• [Exercise goal]: Reproduce the records verbatim, beginning at the first line of the records and stopping after the line that contains "button[interactable]: Sign In: [86, 224, 274, 259]". Include both of those lines.

• [Entries shown]:
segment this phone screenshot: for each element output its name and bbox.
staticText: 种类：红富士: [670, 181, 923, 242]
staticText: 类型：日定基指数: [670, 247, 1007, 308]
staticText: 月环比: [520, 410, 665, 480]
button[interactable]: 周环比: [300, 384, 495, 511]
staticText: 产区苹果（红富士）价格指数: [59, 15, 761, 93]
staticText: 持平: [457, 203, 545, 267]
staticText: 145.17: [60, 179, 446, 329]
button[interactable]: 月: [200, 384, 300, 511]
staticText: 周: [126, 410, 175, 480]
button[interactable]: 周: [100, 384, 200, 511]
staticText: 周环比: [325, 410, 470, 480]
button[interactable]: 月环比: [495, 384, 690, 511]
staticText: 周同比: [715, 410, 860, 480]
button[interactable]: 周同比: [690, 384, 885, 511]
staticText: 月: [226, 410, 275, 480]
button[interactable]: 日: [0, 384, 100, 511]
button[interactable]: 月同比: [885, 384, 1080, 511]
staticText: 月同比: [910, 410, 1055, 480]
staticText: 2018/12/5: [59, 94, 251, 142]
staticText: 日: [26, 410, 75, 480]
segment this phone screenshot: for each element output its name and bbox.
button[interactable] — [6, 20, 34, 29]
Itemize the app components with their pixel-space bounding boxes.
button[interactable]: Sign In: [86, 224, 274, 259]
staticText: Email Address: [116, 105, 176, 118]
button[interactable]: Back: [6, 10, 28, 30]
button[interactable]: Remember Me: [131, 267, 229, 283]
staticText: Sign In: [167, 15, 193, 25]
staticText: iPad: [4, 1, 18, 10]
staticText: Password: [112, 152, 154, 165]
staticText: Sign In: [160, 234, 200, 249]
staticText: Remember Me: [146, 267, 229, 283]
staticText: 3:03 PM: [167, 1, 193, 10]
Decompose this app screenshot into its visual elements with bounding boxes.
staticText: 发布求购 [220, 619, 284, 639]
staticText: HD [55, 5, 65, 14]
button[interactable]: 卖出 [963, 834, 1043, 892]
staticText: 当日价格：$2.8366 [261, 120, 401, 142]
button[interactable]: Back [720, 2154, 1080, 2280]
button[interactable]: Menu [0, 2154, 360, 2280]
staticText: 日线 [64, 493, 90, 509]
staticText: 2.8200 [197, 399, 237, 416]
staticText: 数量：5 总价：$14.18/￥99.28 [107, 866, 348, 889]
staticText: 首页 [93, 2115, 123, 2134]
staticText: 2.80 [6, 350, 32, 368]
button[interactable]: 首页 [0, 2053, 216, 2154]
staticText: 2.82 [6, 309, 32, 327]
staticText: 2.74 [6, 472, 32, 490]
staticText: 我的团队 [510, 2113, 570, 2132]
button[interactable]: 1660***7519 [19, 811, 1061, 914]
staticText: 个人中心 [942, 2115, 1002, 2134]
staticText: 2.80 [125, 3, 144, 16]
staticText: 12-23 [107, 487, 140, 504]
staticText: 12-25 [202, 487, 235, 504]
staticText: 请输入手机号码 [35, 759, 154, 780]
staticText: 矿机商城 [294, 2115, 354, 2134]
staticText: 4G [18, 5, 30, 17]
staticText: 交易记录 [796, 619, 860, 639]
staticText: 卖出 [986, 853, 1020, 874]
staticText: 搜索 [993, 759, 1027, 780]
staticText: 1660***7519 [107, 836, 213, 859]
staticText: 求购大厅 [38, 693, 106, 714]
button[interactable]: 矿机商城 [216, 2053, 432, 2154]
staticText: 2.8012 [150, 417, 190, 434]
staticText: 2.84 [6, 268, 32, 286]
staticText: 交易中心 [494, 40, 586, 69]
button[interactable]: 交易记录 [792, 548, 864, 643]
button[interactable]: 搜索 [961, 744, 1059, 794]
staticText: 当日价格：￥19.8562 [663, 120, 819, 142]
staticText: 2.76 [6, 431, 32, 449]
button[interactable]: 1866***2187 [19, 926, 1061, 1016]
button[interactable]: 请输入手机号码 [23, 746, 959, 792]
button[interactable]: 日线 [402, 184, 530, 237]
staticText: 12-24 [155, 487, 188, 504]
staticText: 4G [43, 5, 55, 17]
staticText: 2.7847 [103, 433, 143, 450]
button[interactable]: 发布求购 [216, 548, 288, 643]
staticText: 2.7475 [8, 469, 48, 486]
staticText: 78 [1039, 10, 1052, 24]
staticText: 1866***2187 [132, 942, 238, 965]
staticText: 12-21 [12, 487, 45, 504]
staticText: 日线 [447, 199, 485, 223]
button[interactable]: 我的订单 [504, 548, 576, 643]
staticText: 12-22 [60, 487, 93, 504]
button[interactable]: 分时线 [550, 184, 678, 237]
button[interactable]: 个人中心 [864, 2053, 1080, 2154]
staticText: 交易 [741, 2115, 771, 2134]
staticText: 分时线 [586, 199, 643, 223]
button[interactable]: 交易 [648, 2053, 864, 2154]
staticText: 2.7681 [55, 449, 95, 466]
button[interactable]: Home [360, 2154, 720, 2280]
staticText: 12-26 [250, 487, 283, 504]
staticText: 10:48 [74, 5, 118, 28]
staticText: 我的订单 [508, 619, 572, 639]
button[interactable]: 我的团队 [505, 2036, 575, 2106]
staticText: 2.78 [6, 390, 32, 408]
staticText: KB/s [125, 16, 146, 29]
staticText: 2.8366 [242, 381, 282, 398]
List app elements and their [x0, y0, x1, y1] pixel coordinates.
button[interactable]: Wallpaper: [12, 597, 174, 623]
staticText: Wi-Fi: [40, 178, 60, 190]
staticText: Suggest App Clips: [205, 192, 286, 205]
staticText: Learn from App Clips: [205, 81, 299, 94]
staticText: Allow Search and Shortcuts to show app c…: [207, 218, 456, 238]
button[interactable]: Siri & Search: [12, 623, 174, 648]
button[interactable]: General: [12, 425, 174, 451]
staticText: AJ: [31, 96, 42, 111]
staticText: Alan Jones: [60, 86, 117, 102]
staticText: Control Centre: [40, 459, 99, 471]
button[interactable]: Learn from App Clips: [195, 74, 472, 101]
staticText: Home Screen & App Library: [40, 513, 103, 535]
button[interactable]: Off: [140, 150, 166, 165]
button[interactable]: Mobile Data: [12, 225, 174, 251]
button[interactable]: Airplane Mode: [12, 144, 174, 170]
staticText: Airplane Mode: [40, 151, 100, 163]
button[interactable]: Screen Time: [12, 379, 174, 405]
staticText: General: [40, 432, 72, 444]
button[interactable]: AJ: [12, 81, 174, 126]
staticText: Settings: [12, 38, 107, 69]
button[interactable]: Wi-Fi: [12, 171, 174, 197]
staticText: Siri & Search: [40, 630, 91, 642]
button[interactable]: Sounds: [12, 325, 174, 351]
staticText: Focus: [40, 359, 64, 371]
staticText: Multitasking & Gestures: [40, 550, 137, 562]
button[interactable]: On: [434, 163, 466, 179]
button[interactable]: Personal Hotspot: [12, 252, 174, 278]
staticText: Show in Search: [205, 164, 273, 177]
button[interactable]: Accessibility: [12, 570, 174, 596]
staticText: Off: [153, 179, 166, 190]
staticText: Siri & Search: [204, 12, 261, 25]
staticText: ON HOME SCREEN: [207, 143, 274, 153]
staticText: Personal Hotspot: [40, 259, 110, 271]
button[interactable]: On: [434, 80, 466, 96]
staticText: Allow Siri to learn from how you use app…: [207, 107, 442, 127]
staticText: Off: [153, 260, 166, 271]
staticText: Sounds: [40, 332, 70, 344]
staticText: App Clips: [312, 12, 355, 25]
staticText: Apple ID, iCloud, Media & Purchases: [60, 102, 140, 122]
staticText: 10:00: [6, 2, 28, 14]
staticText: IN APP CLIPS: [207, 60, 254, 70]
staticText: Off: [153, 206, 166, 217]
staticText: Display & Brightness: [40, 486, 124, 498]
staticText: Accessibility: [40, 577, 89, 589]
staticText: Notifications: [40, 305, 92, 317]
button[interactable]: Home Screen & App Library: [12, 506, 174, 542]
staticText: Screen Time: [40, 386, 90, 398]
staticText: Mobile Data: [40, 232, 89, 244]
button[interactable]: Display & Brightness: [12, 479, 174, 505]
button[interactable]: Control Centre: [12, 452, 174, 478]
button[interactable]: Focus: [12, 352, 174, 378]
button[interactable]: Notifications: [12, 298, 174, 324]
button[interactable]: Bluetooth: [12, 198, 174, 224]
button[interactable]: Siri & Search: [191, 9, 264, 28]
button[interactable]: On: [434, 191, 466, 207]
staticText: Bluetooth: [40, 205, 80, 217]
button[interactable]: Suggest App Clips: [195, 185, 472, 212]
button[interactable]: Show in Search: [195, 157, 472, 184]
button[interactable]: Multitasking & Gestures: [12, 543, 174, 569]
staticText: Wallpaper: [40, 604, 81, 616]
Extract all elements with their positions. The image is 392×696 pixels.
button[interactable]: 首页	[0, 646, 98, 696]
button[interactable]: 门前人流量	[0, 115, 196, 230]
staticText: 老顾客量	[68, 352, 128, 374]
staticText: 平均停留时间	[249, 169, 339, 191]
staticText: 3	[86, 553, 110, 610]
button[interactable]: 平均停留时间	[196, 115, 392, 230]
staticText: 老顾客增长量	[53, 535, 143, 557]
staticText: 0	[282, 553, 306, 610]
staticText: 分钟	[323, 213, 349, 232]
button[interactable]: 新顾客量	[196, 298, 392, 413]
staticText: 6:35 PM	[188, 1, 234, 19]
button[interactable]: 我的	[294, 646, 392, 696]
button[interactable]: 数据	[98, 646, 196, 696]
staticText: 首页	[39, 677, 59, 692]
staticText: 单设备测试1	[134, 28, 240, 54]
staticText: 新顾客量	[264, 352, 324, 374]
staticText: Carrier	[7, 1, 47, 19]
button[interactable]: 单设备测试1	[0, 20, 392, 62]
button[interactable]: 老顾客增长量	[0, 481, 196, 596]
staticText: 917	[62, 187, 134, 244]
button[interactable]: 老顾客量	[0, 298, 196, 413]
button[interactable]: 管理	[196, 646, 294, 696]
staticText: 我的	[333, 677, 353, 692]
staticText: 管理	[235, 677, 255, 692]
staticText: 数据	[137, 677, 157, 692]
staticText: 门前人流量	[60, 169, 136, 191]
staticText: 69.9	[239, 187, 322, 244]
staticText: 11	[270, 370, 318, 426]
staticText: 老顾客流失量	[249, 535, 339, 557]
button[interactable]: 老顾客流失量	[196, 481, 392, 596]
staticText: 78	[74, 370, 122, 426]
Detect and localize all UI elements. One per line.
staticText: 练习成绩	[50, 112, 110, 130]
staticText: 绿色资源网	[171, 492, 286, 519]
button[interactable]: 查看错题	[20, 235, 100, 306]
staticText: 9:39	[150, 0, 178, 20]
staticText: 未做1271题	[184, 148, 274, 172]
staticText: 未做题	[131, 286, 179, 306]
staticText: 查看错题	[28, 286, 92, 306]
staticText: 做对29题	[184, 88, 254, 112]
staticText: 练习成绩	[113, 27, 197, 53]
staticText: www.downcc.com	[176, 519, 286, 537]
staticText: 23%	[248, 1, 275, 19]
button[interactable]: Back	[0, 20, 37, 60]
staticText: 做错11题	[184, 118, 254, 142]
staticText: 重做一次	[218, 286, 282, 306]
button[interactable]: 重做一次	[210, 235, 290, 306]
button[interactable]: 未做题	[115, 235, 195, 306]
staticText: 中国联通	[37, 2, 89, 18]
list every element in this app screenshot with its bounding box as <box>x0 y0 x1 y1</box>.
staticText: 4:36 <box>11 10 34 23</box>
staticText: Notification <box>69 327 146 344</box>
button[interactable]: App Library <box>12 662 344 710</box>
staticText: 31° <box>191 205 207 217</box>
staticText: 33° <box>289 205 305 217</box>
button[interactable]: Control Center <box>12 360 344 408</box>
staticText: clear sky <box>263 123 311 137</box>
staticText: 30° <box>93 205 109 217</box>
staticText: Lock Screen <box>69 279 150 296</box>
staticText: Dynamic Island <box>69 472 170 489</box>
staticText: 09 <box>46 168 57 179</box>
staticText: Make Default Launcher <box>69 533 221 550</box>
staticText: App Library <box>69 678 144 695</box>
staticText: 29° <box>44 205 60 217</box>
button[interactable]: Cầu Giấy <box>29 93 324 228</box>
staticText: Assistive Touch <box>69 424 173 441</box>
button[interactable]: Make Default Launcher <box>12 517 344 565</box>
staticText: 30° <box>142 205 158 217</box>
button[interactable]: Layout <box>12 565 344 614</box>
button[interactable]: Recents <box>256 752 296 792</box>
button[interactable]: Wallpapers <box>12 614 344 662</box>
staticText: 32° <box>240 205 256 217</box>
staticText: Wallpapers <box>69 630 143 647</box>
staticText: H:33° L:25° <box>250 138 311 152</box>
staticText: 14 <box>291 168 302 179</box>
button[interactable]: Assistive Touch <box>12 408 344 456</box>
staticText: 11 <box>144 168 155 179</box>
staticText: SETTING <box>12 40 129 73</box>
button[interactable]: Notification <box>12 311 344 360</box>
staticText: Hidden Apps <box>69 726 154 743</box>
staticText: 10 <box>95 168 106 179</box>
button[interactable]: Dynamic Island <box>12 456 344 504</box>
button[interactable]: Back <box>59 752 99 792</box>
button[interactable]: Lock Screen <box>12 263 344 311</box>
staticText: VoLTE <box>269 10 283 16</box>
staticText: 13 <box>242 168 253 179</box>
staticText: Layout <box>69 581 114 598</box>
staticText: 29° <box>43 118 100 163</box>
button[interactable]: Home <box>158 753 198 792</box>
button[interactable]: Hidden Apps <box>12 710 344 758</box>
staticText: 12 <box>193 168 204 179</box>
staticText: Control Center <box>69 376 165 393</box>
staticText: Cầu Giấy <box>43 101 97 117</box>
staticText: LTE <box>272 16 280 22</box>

• [Reply to the task]:
segment this phone screenshot: for each element output its name and bbox.
staticText: 种类：红富士: [670, 181, 923, 242]
staticText: 类型：日定基指数: [670, 247, 1007, 308]
staticText: 月环比: [520, 410, 665, 480]
button[interactable]: 周环比: [300, 384, 495, 511]
staticText: 产区苹果（红富士）价格指数: [59, 15, 761, 93]
staticText: 持平: [457, 203, 545, 267]
staticText: 145.17: [60, 179, 446, 329]
button[interactable]: 月: [200, 384, 300, 511]
staticText: 周: [126, 410, 175, 480]
button[interactable]: 周: [100, 384, 200, 511]
staticText: 周环比: [325, 410, 470, 480]
button[interactable]: 月环比: [495, 384, 690, 511]
staticText: 周同比: [715, 410, 860, 480]
button[interactable]: 周同比: [690, 384, 885, 511]
staticText: 月: [226, 410, 275, 480]
button[interactable]: 日: [0, 384, 100, 511]
button[interactable]: 月同比: [885, 384, 1080, 511]
staticText: 月同比: [910, 410, 1055, 480]
staticText: 2018/12/5: [59, 94, 251, 142]
staticText: 日: [26, 410, 75, 480]
segment this phone screenshot: for each element output its name and bbox.
button[interactable] — [6, 20, 34, 29]
Itemize the app components with their pixel-space bounding boxes.
button[interactable]: Sign In: [86, 224, 274, 259]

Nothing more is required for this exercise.